+++ Paginafragment +++
ONDERBOUWD PLAN De heer A. Wesselo uit Bussum, architect van het NIVA (Nederlands Instituut van Architecten) en adviseur van de Koninklijke Nederlandse Zwem Bond, de KNZB, krijgt in 1935 de opdracht om bad Groenendaal verder te ontwikkelen. In augustus verschijnt een uitvoerig en goed onderbouwd plan, waarin een groot aantal aanbevelingen wordt gedaan.
Zo moet het restaurant een centrale ligging krijgen, waardoor het vanuit drie zijden uitzicht biedt over het terrein. Voor het restaurant moet een ruim terras naar alle zijden uitzicht bieden. De kleedgelegenheid, veertig badhokjes op één rij, krijgen een driekwart deurtje, waardoor goede ventilatie mogelijk is. De badhokjes worden zodanig geplaatst dat zo lang mogelijk van de zon geprofiteerd kan worden. In de achterwand krijgt elk badhokje een doorgeefluikje, waardoorheen garderobe kan worden afgegeven voor de centrale opbergplaats, een gang langs alle badhokjes. Het oorspronkelijke bassin, later bekend als het pierebadje, wordt in diepte gehalveerd. Het grote bassin wordt zo gepositioneerd, dat men bij het duiken vanaf een startblok of springplank geen last van de zon heeft. De voorverwarmingsvijver die zich achter de hoge duikplank bevindt, maakt dat de wateraanvoer vanaf de bron zo weinig mogelijk moeilijkheden zal opleveren. Het gehele terrein moet met bloemperken aantrekkelijker gemaakt worden en met opgaande begroeiing worden omsloten.

WEDSTRIJDBAD De bouw van een groot bassin van vijftig bij twintig meter geschiedt volgens internationale maatstaven, waardoor nationale en internationale polo- en zwemwedstrijden gehouden mogen worden. Er wordt een toren met een drie meter en één meter springplank gebouwd. Rondom het bassin is een overstortgoot op de waterlijn aangelegd, die het wateroppervlakte schoon moet houden en die hinderlijke golfslag moet voorkomen. Bij de breedte van de perrons rondom het bassin is rekening gehouden met de mogelijke plaatsing van tribunes. Het dak van de garderobe is zodanig versterkt dat ook daar publiek, notabelen, of verslaggevers plaats kunnen nemen. Over alles is nagedacht. Speciale gasten kunnen ingevlogen worden en overnachten in het nabijgelegen hotel De Vijverberg. Zo verrijst uiteindelijk een unieke en goed geoutilleerde zwemaccommodatie, heel wat ambitieuzer dan hoe de gemeente haar nieuwe zwembad volgens het plan uit 1935 zou hebben ingericht.
+++
*Doel A*: Vertaal deze zin uit het fragment over bad Groenendaal in het Engels: "Het oorspronkelijke bassin, later bekend als het pierebadje, wordt in diepte gehalveerd."
*Doel B*: Schrijf alsjeblieft uit de rijen hieronder de regels over, van de regel met "watch-icon (393, 146, 419, 172)" tot en met de regel met "app-label: Files (358, 174, 370, 180)".
+++ Brongegevens +++
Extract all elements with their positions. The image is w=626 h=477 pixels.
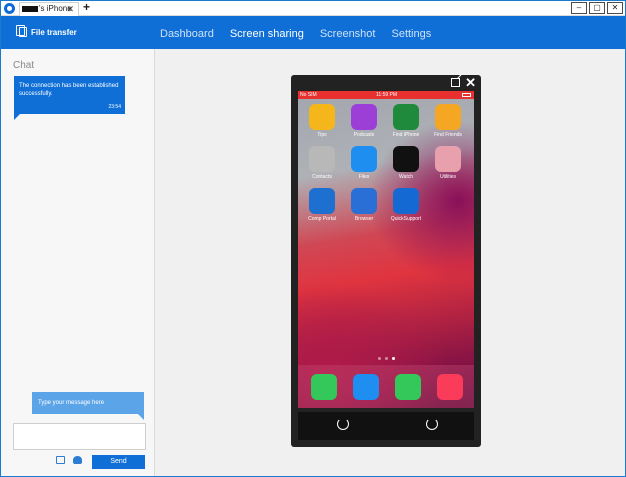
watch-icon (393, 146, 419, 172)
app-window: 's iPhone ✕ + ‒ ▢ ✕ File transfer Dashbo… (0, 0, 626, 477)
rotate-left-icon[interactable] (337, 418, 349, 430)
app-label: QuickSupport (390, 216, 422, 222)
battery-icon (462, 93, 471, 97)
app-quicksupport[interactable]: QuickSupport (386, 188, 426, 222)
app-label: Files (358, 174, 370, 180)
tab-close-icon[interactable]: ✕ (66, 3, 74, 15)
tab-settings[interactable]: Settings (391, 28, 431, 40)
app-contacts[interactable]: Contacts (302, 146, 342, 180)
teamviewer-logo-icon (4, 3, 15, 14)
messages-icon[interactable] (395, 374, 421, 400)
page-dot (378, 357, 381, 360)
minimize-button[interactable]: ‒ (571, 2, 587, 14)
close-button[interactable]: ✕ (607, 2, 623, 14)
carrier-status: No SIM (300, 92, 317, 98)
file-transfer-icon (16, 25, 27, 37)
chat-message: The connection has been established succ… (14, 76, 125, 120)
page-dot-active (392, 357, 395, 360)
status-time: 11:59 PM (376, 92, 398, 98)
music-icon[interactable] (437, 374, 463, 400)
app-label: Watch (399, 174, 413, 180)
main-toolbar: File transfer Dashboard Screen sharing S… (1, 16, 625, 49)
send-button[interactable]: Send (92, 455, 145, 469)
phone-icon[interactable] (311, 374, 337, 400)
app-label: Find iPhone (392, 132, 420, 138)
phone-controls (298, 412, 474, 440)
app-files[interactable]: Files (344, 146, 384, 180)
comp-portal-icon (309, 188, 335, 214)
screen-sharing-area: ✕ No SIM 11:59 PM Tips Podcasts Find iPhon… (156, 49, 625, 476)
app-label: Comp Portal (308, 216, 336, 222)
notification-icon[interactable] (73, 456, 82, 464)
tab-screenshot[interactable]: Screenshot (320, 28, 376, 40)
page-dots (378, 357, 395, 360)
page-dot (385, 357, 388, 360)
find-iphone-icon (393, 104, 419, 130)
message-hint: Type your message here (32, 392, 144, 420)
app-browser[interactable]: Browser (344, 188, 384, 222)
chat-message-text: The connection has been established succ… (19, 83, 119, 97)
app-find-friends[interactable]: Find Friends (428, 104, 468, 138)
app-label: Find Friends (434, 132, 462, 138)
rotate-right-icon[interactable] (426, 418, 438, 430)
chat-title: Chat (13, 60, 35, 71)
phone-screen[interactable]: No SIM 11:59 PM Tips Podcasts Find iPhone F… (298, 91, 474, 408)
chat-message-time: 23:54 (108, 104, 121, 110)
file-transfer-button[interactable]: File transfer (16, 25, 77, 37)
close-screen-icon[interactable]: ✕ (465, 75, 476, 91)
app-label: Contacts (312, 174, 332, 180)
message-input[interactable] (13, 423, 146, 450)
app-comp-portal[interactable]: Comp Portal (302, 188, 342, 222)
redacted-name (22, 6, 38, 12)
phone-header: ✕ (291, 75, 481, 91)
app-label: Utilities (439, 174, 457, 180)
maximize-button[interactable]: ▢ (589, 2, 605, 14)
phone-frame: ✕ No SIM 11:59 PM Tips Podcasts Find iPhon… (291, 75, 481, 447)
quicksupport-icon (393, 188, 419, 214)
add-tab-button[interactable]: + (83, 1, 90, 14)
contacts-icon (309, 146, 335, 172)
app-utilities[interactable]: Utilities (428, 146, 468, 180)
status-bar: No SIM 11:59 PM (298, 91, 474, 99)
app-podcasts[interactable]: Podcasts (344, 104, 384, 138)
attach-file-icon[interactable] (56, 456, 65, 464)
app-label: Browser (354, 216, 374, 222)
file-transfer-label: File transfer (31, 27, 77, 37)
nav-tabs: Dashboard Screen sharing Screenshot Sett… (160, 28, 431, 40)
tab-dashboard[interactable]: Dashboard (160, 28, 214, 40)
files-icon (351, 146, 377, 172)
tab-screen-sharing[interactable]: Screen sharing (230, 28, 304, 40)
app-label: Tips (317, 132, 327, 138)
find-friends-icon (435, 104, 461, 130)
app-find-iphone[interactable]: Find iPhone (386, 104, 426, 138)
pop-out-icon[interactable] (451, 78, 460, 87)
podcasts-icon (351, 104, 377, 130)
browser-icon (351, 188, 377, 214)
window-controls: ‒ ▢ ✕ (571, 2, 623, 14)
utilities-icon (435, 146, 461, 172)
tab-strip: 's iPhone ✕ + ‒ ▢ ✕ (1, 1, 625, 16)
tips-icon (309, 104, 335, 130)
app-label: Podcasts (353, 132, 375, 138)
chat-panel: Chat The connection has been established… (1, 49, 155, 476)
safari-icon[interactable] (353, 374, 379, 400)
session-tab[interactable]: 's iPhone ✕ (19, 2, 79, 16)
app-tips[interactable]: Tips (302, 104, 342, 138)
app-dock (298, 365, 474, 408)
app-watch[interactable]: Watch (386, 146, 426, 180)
+++
*Oplossing A*: The original pool, later known as the paddling pool, is halved in depth.

*Oplossing B*:
watch-icon (393, 146, 419, 172)
app-window: 's iPhone ✕ + ‒ ▢ ✕ File transfer Dashbo… (0, 0, 626, 477)
rotate-left-icon[interactable] (337, 418, 349, 430)
app-label: QuickSupport (390, 216, 422, 222)
battery-icon (462, 93, 471, 97)
app-quicksupport[interactable]: QuickSupport (386, 188, 426, 222)
app-label: Files (358, 174, 370, 180)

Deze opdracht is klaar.